## To do
Leave out every picture, then transcribe the rest of the listing exactly.

>> BEGIN

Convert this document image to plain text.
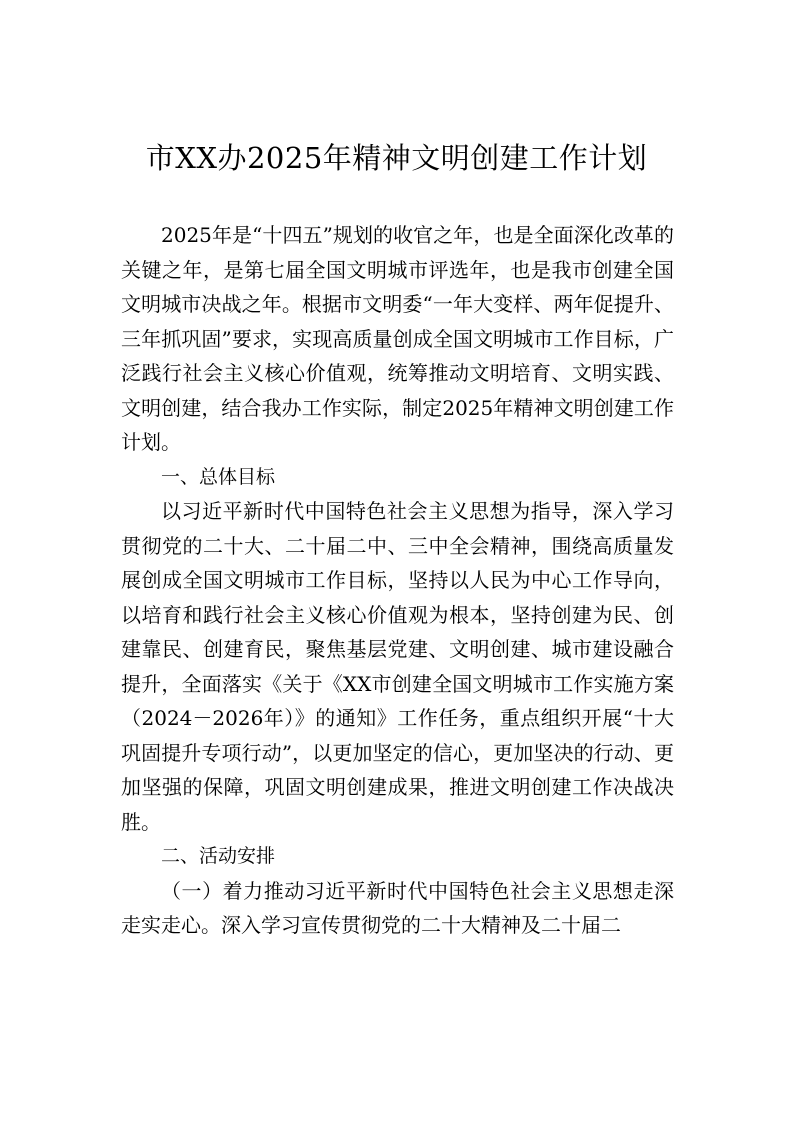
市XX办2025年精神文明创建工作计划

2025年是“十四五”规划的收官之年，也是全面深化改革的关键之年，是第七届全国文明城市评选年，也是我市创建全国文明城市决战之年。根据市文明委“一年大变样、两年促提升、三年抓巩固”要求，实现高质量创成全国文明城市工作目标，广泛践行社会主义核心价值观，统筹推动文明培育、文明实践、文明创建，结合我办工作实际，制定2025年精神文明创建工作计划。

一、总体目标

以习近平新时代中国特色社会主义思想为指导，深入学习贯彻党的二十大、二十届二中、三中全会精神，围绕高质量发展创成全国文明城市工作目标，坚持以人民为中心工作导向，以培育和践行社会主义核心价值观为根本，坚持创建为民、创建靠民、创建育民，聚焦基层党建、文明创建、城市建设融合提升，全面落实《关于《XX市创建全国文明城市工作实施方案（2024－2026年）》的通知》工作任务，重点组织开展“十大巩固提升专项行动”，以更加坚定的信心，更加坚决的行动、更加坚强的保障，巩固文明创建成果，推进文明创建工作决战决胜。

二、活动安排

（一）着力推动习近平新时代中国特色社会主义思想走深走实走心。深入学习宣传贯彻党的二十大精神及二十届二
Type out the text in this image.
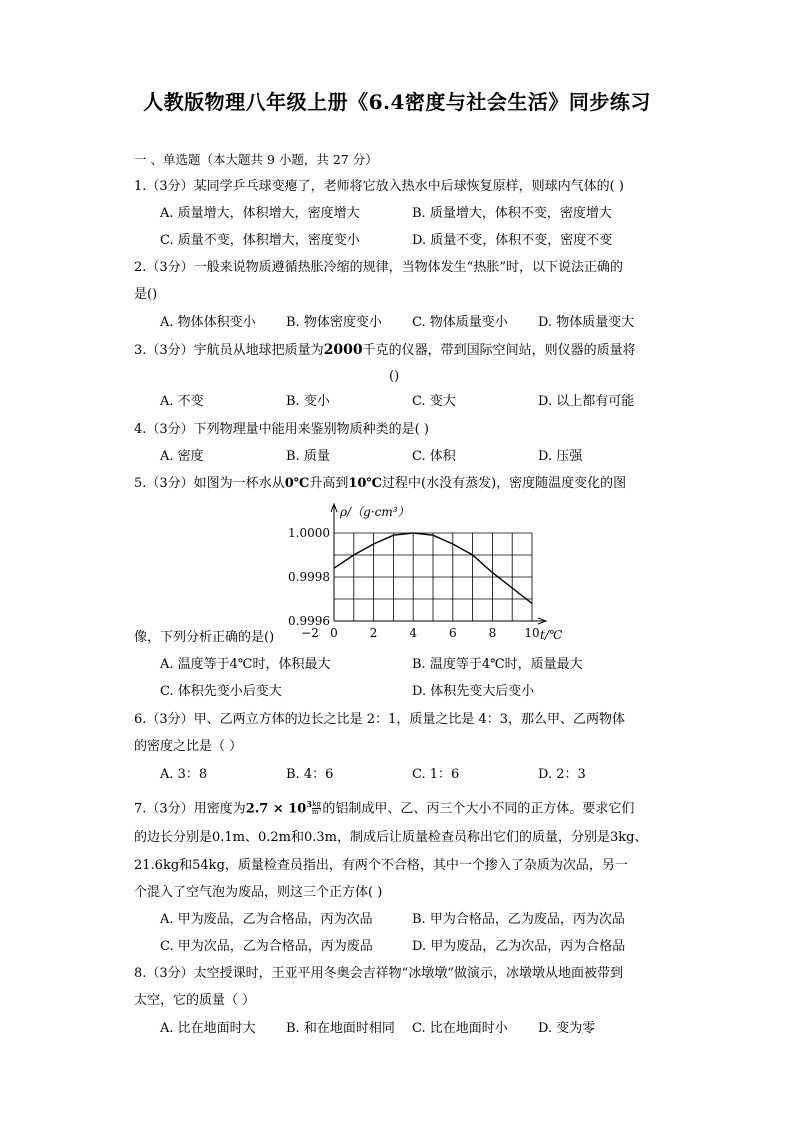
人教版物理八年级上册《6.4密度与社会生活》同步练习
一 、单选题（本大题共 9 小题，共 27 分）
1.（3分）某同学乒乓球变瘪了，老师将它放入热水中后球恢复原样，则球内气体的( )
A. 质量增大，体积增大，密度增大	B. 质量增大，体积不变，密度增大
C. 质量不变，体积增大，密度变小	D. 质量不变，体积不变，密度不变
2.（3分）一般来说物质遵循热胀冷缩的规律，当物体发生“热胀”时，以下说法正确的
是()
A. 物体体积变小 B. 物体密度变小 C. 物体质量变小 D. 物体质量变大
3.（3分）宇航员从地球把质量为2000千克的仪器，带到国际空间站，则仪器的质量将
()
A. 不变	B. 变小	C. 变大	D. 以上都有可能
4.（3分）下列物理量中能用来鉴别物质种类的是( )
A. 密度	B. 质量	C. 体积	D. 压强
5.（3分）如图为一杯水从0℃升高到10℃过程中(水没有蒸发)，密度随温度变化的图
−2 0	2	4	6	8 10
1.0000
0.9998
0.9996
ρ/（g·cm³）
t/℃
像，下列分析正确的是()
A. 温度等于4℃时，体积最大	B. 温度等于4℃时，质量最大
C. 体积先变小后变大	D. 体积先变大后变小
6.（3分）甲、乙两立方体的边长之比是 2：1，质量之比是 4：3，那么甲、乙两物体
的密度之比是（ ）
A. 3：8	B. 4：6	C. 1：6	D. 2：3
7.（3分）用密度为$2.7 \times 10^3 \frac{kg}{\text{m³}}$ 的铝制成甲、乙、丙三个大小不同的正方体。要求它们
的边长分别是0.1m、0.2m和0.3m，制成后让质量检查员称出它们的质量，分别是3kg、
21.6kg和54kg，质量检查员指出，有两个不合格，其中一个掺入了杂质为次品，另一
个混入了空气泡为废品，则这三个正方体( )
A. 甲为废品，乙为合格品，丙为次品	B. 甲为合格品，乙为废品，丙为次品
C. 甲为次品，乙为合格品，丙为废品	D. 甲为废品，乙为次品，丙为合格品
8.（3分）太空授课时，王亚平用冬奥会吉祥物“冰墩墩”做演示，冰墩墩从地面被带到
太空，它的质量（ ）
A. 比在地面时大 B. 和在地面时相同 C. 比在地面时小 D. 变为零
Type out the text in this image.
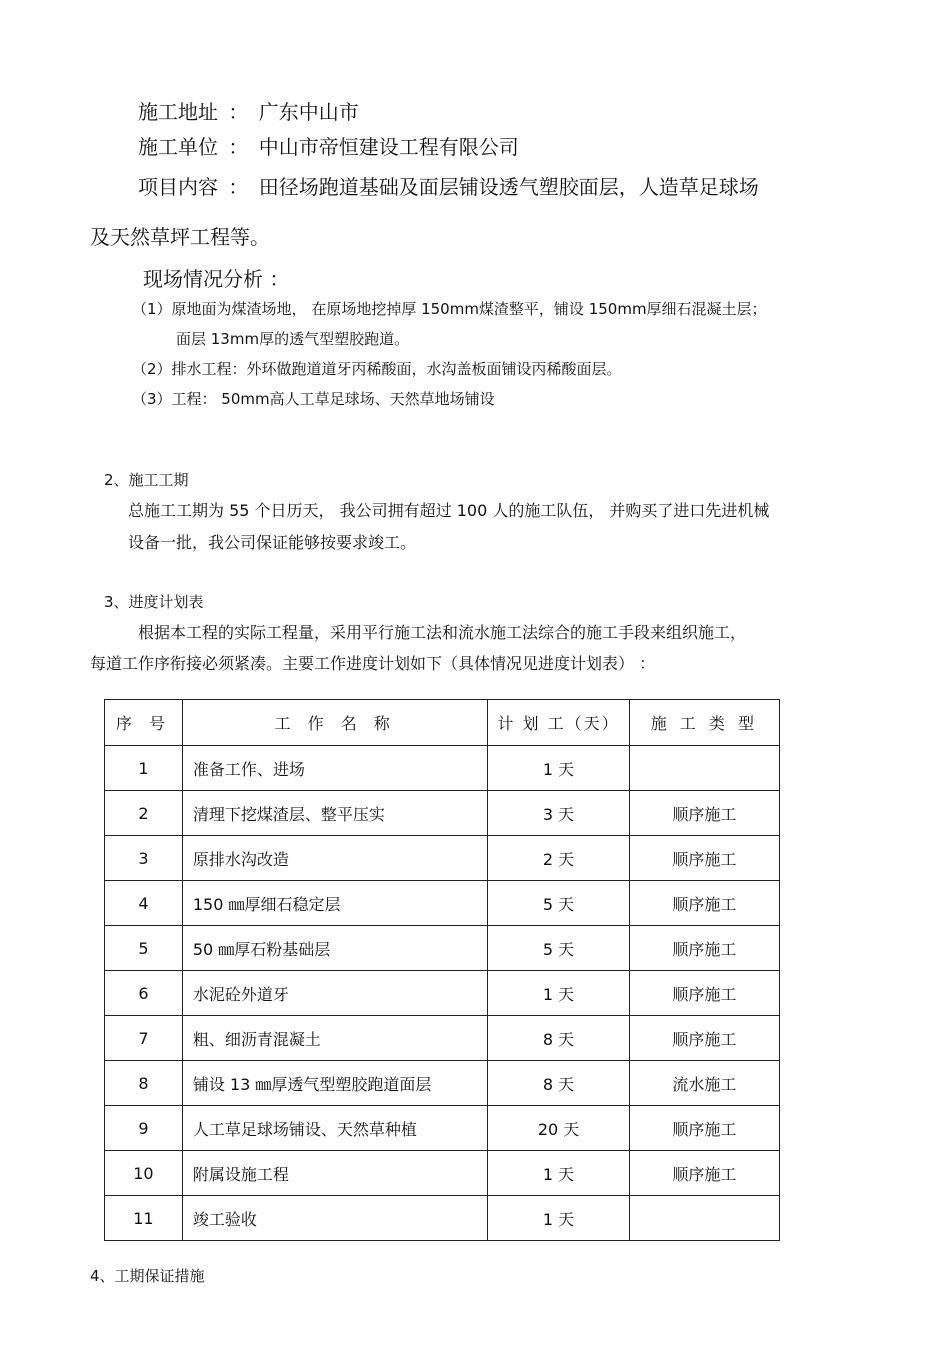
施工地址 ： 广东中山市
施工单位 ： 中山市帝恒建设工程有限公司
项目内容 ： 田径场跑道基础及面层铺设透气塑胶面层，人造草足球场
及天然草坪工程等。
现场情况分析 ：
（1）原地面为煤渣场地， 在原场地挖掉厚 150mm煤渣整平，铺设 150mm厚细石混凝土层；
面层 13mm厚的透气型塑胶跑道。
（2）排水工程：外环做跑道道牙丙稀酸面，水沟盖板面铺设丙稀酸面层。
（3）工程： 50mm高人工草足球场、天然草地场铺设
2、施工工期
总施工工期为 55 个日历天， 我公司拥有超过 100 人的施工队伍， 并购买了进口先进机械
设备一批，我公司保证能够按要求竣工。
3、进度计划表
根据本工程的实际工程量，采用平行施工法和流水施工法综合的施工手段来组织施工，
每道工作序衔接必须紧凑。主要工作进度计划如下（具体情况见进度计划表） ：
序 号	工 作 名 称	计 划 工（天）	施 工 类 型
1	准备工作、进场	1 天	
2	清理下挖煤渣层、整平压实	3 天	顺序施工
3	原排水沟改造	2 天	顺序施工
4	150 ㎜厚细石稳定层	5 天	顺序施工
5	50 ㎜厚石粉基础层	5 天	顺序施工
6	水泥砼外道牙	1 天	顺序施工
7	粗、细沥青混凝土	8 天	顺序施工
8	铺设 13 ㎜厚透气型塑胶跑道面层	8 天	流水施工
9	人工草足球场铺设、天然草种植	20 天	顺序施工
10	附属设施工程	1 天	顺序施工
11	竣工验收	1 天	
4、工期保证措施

>> END

## Worked solution
Convert this document image to plain text.
市XX办2025年精神文明创建工作计划

2025年是“十四五”规划的收官之年，也是全面深化改革的关键之年，是第七届全国文明城市评选年，也是我市创建全国文明城市决战之年。根据市文明委“一年大变样、两年促提升、三年抓巩固”要求，实现高质量创成全国文明城市工作目标，广泛践行社会主义核心价值观，统筹推动文明培育、文明实践、文明创建，结合我办工作实际，制定2025年精神文明创建工作计划。

一、总体目标

以习近平新时代中国特色社会主义思想为指导，深入学习贯彻党的二十大、二十届二中、三中全会精神，围绕高质量发展创成全国文明城市工作目标，坚持以人民为中心工作导向，以培育和践行社会主义核心价值观为根本，坚持创建为民、创建靠民、创建育民，聚焦基层党建、文明创建、城市建设融合提升，全面落实《关于《XX市创建全国文明城市工作实施方案（2024－2026年）》的通知》工作任务，重点组织开展“十大巩固提升专项行动”，以更加坚定的信心，更加坚决的行动、更加坚强的保障，巩固文明创建成果，推进文明创建工作决战决胜。

二、活动安排

（一）着力推动习近平新时代中国特色社会主义思想走深走实走心。深入学习宣传贯彻党的二十大精神及二十届二
Type out the text in this image.
人教版物理八年级上册《6.4密度与社会生活》同步练习
一 、单选题（本大题共 9 小题，共 27 分）
1.（3分）某同学乒乓球变瘪了，老师将它放入热水中后球恢复原样，则球内气体的( )
A. 质量增大，体积增大，密度增大	B. 质量增大，体积不变，密度增大
C. 质量不变，体积增大，密度变小	D. 质量不变，体积不变，密度不变
2.（3分）一般来说物质遵循热胀冷缩的规律，当物体发生“热胀”时，以下说法正确的
是()
A. 物体体积变小 B. 物体密度变小 C. 物体质量变小 D. 物体质量变大
3.（3分）宇航员从地球把质量为2000千克的仪器，带到国际空间站，则仪器的质量将
()
A. 不变	B. 变小	C. 变大	D. 以上都有可能
4.（3分）下列物理量中能用来鉴别物质种类的是( )
A. 密度	B. 质量	C. 体积	D. 压强
5.（3分）如图为一杯水从0℃升高到10℃过程中(水没有蒸发)，密度随温度变化的图
−2 0	2	4	6	8 10
1.0000
0.9998
0.9996
ρ/（g·cm³）
t/℃
像，下列分析正确的是()
A. 温度等于4℃时，体积最大	B. 温度等于4℃时，质量最大
C. 体积先变小后变大	D. 体积先变大后变小
6.（3分）甲、乙两立方体的边长之比是 2：1，质量之比是 4：3，那么甲、乙两物体
的密度之比是（ ）
A. 3：8	B. 4：6	C. 1：6	D. 2：3
7.（3分）用密度为$2.7 \times 10^3 \frac{kg}{\text{m³}}$ 的铝制成甲、乙、丙三个大小不同的正方体。要求它们
的边长分别是0.1m、0.2m和0.3m，制成后让质量检查员称出它们的质量，分别是3kg、
21.6kg和54kg，质量检查员指出，有两个不合格，其中一个掺入了杂质为次品，另一
个混入了空气泡为废品，则这三个正方体( )
A. 甲为废品，乙为合格品，丙为次品	B. 甲为合格品，乙为废品，丙为次品
C. 甲为次品，乙为合格品，丙为废品	D. 甲为废品，乙为次品，丙为合格品
8.（3分）太空授课时，王亚平用冬奥会吉祥物“冰墩墩”做演示，冰墩墩从地面被带到
太空，它的质量（ ）
A. 比在地面时大 B. 和在地面时相同 C. 比在地面时小 D. 变为零
Type out the text in this image.
施工地址 ： 广东中山市
施工单位 ： 中山市帝恒建设工程有限公司
项目内容 ： 田径场跑道基础及面层铺设透气塑胶面层，人造草足球场
及天然草坪工程等。
现场情况分析 ：
（1）原地面为煤渣场地， 在原场地挖掉厚 150mm煤渣整平，铺设 150mm厚细石混凝土层；
面层 13mm厚的透气型塑胶跑道。
（2）排水工程：外环做跑道道牙丙稀酸面，水沟盖板面铺设丙稀酸面层。
（3）工程： 50mm高人工草足球场、天然草地场铺设
2、施工工期
总施工工期为 55 个日历天， 我公司拥有超过 100 人的施工队伍， 并购买了进口先进机械
设备一批，我公司保证能够按要求竣工。
3、进度计划表
根据本工程的实际工程量，采用平行施工法和流水施工法综合的施工手段来组织施工，
每道工作序衔接必须紧凑。主要工作进度计划如下（具体情况见进度计划表） ：
序 号	工 作 名 称	计 划 工（天）	施 工 类 型
1	准备工作、进场	1 天	
2	清理下挖煤渣层、整平压实	3 天	顺序施工
3	原排水沟改造	2 天	顺序施工
4	150 ㎜厚细石稳定层	5 天	顺序施工
5	50 ㎜厚石粉基础层	5 天	顺序施工
6	水泥砼外道牙	1 天	顺序施工
7	粗、细沥青混凝土	8 天	顺序施工
8	铺设 13 ㎜厚透气型塑胶跑道面层	8 天	流水施工
9	人工草足球场铺设、天然草种植	20 天	顺序施工
10	附属设施工程	1 天	顺序施工
11	竣工验收	1 天	
4、工期保证措施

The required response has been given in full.